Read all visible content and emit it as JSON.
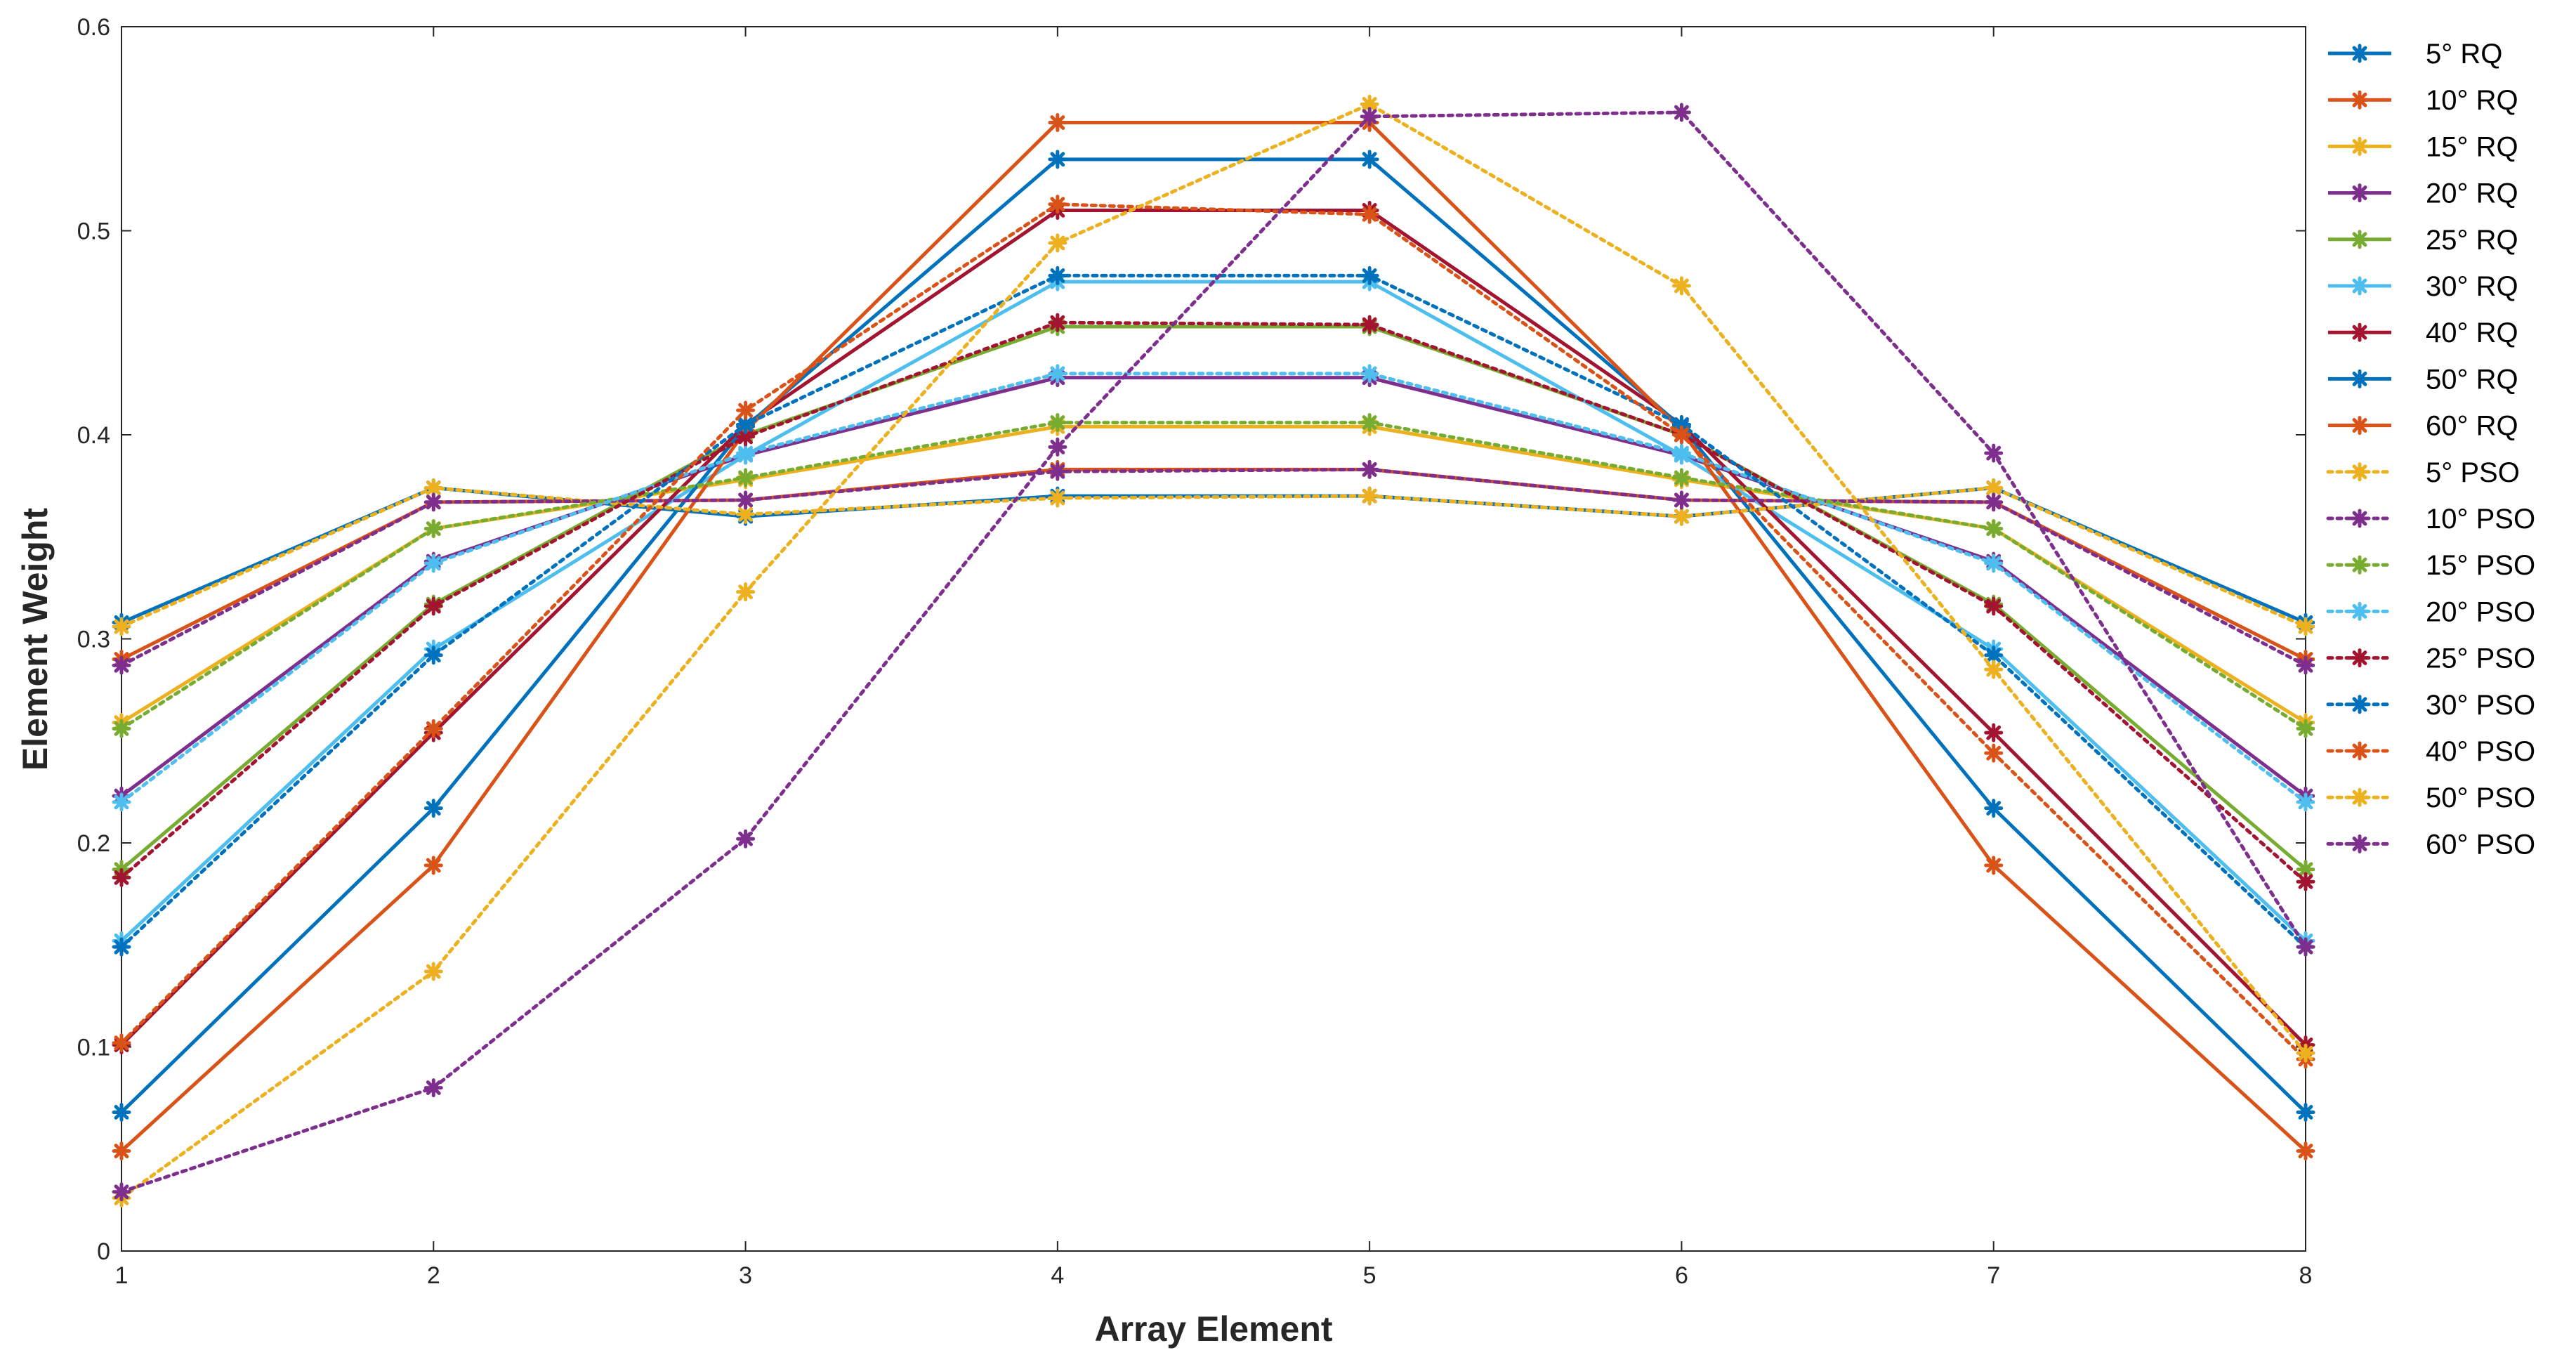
{
  "chart_data": {
    "type": "line",
    "title": "",
    "xlabel": "Array Element",
    "ylabel": "Element Weight",
    "x": [
      1,
      2,
      3,
      4,
      5,
      6,
      7,
      8
    ],
    "xlim": [
      1,
      8
    ],
    "ylim": [
      0,
      0.6
    ],
    "x_ticks": [
      "1",
      "2",
      "3",
      "4",
      "5",
      "6",
      "7",
      "8"
    ],
    "y_ticks": [
      "0",
      "0.1",
      "0.2",
      "0.3",
      "0.4",
      "0.5",
      "0.6"
    ],
    "grid": false,
    "legend_position": "outside-right",
    "series": [
      {
        "name": "5° RQ",
        "color": "#0072BD",
        "style": "solid",
        "values": [
          0.308,
          0.374,
          0.36,
          0.37,
          0.37,
          0.36,
          0.374,
          0.308
        ]
      },
      {
        "name": "10° RQ",
        "color": "#D95319",
        "style": "solid",
        "values": [
          0.29,
          0.367,
          0.368,
          0.383,
          0.383,
          0.368,
          0.367,
          0.29
        ]
      },
      {
        "name": "15° RQ",
        "color": "#EDB120",
        "style": "solid",
        "values": [
          0.259,
          0.354,
          0.378,
          0.404,
          0.404,
          0.378,
          0.354,
          0.259
        ]
      },
      {
        "name": "20° RQ",
        "color": "#7E2F8E",
        "style": "solid",
        "values": [
          0.223,
          0.338,
          0.39,
          0.428,
          0.428,
          0.39,
          0.338,
          0.223
        ]
      },
      {
        "name": "25° RQ",
        "color": "#77AC30",
        "style": "solid",
        "values": [
          0.187,
          0.317,
          0.4,
          0.453,
          0.453,
          0.4,
          0.317,
          0.187
        ]
      },
      {
        "name": "30° RQ",
        "color": "#4DBEEE",
        "style": "solid",
        "values": [
          0.152,
          0.295,
          0.39,
          0.475,
          0.475,
          0.39,
          0.295,
          0.152
        ]
      },
      {
        "name": "40° RQ",
        "color": "#A2142F",
        "style": "solid",
        "values": [
          0.101,
          0.254,
          0.405,
          0.51,
          0.51,
          0.405,
          0.254,
          0.101
        ]
      },
      {
        "name": "50° RQ",
        "color": "#0072BD",
        "style": "solid",
        "values": [
          0.068,
          0.217,
          0.404,
          0.535,
          0.535,
          0.404,
          0.217,
          0.068
        ]
      },
      {
        "name": "60° RQ",
        "color": "#D95319",
        "style": "solid",
        "values": [
          0.049,
          0.189,
          0.402,
          0.553,
          0.553,
          0.402,
          0.189,
          0.049
        ]
      },
      {
        "name": "5° PSO",
        "color": "#EDB120",
        "style": "dotted",
        "values": [
          0.306,
          0.374,
          0.361,
          0.369,
          0.37,
          0.36,
          0.374,
          0.306
        ]
      },
      {
        "name": "10° PSO",
        "color": "#7E2F8E",
        "style": "dotted",
        "values": [
          0.287,
          0.367,
          0.368,
          0.382,
          0.383,
          0.368,
          0.367,
          0.287
        ]
      },
      {
        "name": "15° PSO",
        "color": "#77AC30",
        "style": "dotted",
        "values": [
          0.256,
          0.354,
          0.379,
          0.406,
          0.406,
          0.379,
          0.354,
          0.256
        ]
      },
      {
        "name": "20° PSO",
        "color": "#4DBEEE",
        "style": "dotted",
        "values": [
          0.22,
          0.337,
          0.391,
          0.43,
          0.43,
          0.391,
          0.337,
          0.22
        ]
      },
      {
        "name": "25° PSO",
        "color": "#A2142F",
        "style": "dotted",
        "values": [
          0.183,
          0.316,
          0.399,
          0.455,
          0.454,
          0.4,
          0.316,
          0.181
        ]
      },
      {
        "name": "30° PSO",
        "color": "#0072BD",
        "style": "dotted",
        "values": [
          0.149,
          0.292,
          0.405,
          0.478,
          0.478,
          0.405,
          0.292,
          0.149
        ]
      },
      {
        "name": "40° PSO",
        "color": "#D95319",
        "style": "dotted",
        "values": [
          0.102,
          0.256,
          0.412,
          0.513,
          0.508,
          0.4,
          0.244,
          0.094
        ]
      },
      {
        "name": "50° PSO",
        "color": "#EDB120",
        "style": "dotted",
        "values": [
          0.026,
          0.137,
          0.323,
          0.494,
          0.562,
          0.473,
          0.285,
          0.097
        ]
      },
      {
        "name": "60° PSO",
        "color": "#7E2F8E",
        "style": "dotted",
        "values": [
          0.029,
          0.08,
          0.202,
          0.394,
          0.556,
          0.558,
          0.391,
          0.149
        ]
      }
    ]
  }
}
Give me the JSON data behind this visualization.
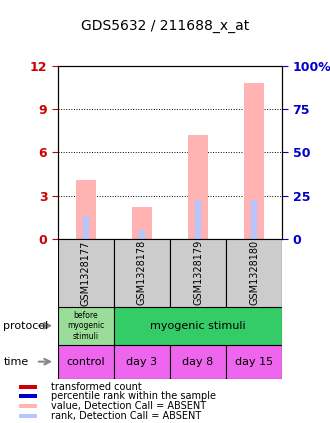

** Aim **
Make an exact copy of the whole listing, but don't bring over any pictures.

** Solution for this exercise **
Read all visible content and emit it as JSON.
{
  "chart_data": {
    "type": "line",
    "title": "",
    "xlabel": "Array Element",
    "ylabel": "Element Weight",
    "x": [
      1,
      2,
      3,
      4,
      5,
      6,
      7,
      8
    ],
    "xlim": [
      1,
      8
    ],
    "ylim": [
      0,
      0.6
    ],
    "x_ticks": [
      "1",
      "2",
      "3",
      "4",
      "5",
      "6",
      "7",
      "8"
    ],
    "y_ticks": [
      "0",
      "0.1",
      "0.2",
      "0.3",
      "0.4",
      "0.5",
      "0.6"
    ],
    "grid": false,
    "legend_position": "outside-right",
    "series": [
      {
        "name": "5° RQ",
        "color": "#0072BD",
        "style": "solid",
        "values": [
          0.308,
          0.374,
          0.36,
          0.37,
          0.37,
          0.36,
          0.374,
          0.308
        ]
      },
      {
        "name": "10° RQ",
        "color": "#D95319",
        "style": "solid",
        "values": [
          0.29,
          0.367,
          0.368,
          0.383,
          0.383,
          0.368,
          0.367,
          0.29
        ]
      },
      {
        "name": "15° RQ",
        "color": "#EDB120",
        "style": "solid",
        "values": [
          0.259,
          0.354,
          0.378,
          0.404,
          0.404,
          0.378,
          0.354,
          0.259
        ]
      },
      {
        "name": "20° RQ",
        "color": "#7E2F8E",
        "style": "solid",
        "values": [
          0.223,
          0.338,
          0.39,
          0.428,
          0.428,
          0.39,
          0.338,
          0.223
        ]
      },
      {
        "name": "25° RQ",
        "color": "#77AC30",
        "style": "solid",
        "values": [
          0.187,
          0.317,
          0.4,
          0.453,
          0.453,
          0.4,
          0.317,
          0.187
        ]
      },
      {
        "name": "30° RQ",
        "color": "#4DBEEE",
        "style": "solid",
        "values": [
          0.152,
          0.295,
          0.39,
          0.475,
          0.475,
          0.39,
          0.295,
          0.152
        ]
      },
      {
        "name": "40° RQ",
        "color": "#A2142F",
        "style": "solid",
        "values": [
          0.101,
          0.254,
          0.405,
          0.51,
          0.51,
          0.405,
          0.254,
          0.101
        ]
      },
      {
        "name": "50° RQ",
        "color": "#0072BD",
        "style": "solid",
        "values": [
          0.068,
          0.217,
          0.404,
          0.535,
          0.535,
          0.404,
          0.217,
          0.068
        ]
      },
      {
        "name": "60° RQ",
        "color": "#D95319",
        "style": "solid",
        "values": [
          0.049,
          0.189,
          0.402,
          0.553,
          0.553,
          0.402,
          0.189,
          0.049
        ]
      },
      {
        "name": "5° PSO",
        "color": "#EDB120",
        "style": "dotted",
        "values": [
          0.306,
          0.374,
          0.361,
          0.369,
          0.37,
          0.36,
          0.374,
          0.306
        ]
      },
      {
        "name": "10° PSO",
        "color": "#7E2F8E",
        "style": "dotted",
        "values": [
          0.287,
          0.367,
          0.368,
          0.382,
          0.383,
          0.368,
          0.367,
          0.287
        ]
      },
      {
        "name": "15° PSO",
        "color": "#77AC30",
        "style": "dotted",
        "values": [
          0.256,
          0.354,
          0.379,
          0.406,
          0.406,
          0.379,
          0.354,
          0.256
        ]
      },
      {
        "name": "20° PSO",
        "color": "#4DBEEE",
        "style": "dotted",
        "values": [
          0.22,
          0.337,
          0.391,
          0.43,
          0.43,
          0.391,
          0.337,
          0.22
        ]
      },
      {
        "name": "25° PSO",
        "color": "#A2142F",
        "style": "dotted",
        "values": [
          0.183,
          0.316,
          0.399,
          0.455,
          0.454,
          0.4,
          0.316,
          0.181
        ]
      },
      {
        "name": "30° PSO",
        "color": "#0072BD",
        "style": "dotted",
        "values": [
          0.149,
          0.292,
          0.405,
          0.478,
          0.478,
          0.405,
          0.292,
          0.149
        ]
      },
      {
        "name": "40° PSO",
        "color": "#D95319",
        "style": "dotted",
        "values": [
          0.102,
          0.256,
          0.412,
          0.513,
          0.508,
          0.4,
          0.244,
          0.094
        ]
      },
      {
        "name": "50° PSO",
        "color": "#EDB120",
        "style": "dotted",
        "values": [
          0.026,
          0.137,
          0.323,
          0.494,
          0.562,
          0.473,
          0.285,
          0.097
        ]
      },
      {
        "name": "60° PSO",
        "color": "#7E2F8E",
        "style": "dotted",
        "values": [
          0.029,
          0.08,
          0.202,
          0.394,
          0.556,
          0.558,
          0.391,
          0.149
        ]
      }
    ]
  }
}
Give me the JSON data behind this visualization.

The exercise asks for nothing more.